# Information provided:
= = = = =
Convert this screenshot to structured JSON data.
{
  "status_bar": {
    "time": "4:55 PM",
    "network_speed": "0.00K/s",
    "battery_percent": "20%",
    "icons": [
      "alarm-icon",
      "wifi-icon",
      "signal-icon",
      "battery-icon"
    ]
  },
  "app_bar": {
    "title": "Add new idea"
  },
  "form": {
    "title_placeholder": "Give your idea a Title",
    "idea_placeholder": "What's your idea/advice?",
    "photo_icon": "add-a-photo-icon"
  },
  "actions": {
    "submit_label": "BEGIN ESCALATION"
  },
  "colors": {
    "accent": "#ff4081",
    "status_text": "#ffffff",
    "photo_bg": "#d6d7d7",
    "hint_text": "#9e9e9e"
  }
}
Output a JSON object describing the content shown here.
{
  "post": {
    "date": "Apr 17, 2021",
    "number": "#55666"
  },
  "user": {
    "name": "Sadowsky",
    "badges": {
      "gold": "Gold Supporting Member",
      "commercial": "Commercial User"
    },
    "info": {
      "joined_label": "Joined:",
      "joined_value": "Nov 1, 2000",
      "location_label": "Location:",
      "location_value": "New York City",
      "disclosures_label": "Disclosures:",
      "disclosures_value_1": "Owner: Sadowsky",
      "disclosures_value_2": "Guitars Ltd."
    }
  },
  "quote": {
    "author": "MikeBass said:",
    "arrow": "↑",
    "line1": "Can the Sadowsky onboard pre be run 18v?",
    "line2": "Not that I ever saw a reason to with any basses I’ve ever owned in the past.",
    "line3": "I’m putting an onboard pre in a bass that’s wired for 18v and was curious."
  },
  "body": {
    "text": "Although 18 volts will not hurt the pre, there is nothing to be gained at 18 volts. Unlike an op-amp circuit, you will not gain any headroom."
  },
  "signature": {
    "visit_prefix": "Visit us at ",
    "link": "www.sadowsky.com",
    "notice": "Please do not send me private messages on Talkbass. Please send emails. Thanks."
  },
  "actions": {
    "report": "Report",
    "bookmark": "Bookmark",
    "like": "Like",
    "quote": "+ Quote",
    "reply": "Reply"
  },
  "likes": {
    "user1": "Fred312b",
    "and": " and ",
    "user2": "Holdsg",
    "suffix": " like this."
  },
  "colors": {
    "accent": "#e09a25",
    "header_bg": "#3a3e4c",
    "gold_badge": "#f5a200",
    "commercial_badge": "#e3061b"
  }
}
= = = = =
# Task details:
Restate every record exactly, leaving nothing out.

# Solution for this exercise:
Convert this screenshot to structured JSON data.
{
  "status_bar": {
    "time": "4:55 PM",
    "network_speed": "0.00K/s",
    "battery_percent": "20%",
    "icons": [
      "alarm-icon",
      "wifi-icon",
      "signal-icon",
      "battery-icon"
    ]
  },
  "app_bar": {
    "title": "Add new idea"
  },
  "form": {
    "title_placeholder": "Give your idea a Title",
    "idea_placeholder": "What's your idea/advice?",
    "photo_icon": "add-a-photo-icon"
  },
  "actions": {
    "submit_label": "BEGIN ESCALATION"
  },
  "colors": {
    "accent": "#ff4081",
    "status_text": "#ffffff",
    "photo_bg": "#d6d7d7",
    "hint_text": "#9e9e9e"
  }
}
Output a JSON object describing the content shown here.
{
  "post": {
    "date": "Apr 17, 2021",
    "number": "#55666"
  },
  "user": {
    "name": "Sadowsky",
    "badges": {
      "gold": "Gold Supporting Member",
      "commercial": "Commercial User"
    },
    "info": {
      "joined_label": "Joined:",
      "joined_value": "Nov 1, 2000",
      "location_label": "Location:",
      "location_value": "New York City",
      "disclosures_label": "Disclosures:",
      "disclosures_value_1": "Owner: Sadowsky",
      "disclosures_value_2": "Guitars Ltd."
    }
  },
  "quote": {
    "author": "MikeBass said:",
    "arrow": "↑",
    "line1": "Can the Sadowsky onboard pre be run 18v?",
    "line2": "Not that I ever saw a reason to with any basses I’ve ever owned in the past.",
    "line3": "I’m putting an onboard pre in a bass that’s wired for 18v and was curious."
  },
  "body": {
    "text": "Although 18 volts will not hurt the pre, there is nothing to be gained at 18 volts. Unlike an op-amp circuit, you will not gain any headroom."
  },
  "signature": {
    "visit_prefix": "Visit us at ",
    "link": "www.sadowsky.com",
    "notice": "Please do not send me private messages on Talkbass. Please send emails. Thanks."
  },
  "actions": {
    "report": "Report",
    "bookmark": "Bookmark",
    "like": "Like",
    "quote": "+ Quote",
    "reply": "Reply"
  },
  "likes": {
    "user1": "Fred312b",
    "and": " and ",
    "user2": "Holdsg",
    "suffix": " like this."
  },
  "colors": {
    "accent": "#e09a25",
    "header_bg": "#3a3e4c",
    "gold_badge": "#f5a200",
    "commercial_badge": "#e3061b"
  }
}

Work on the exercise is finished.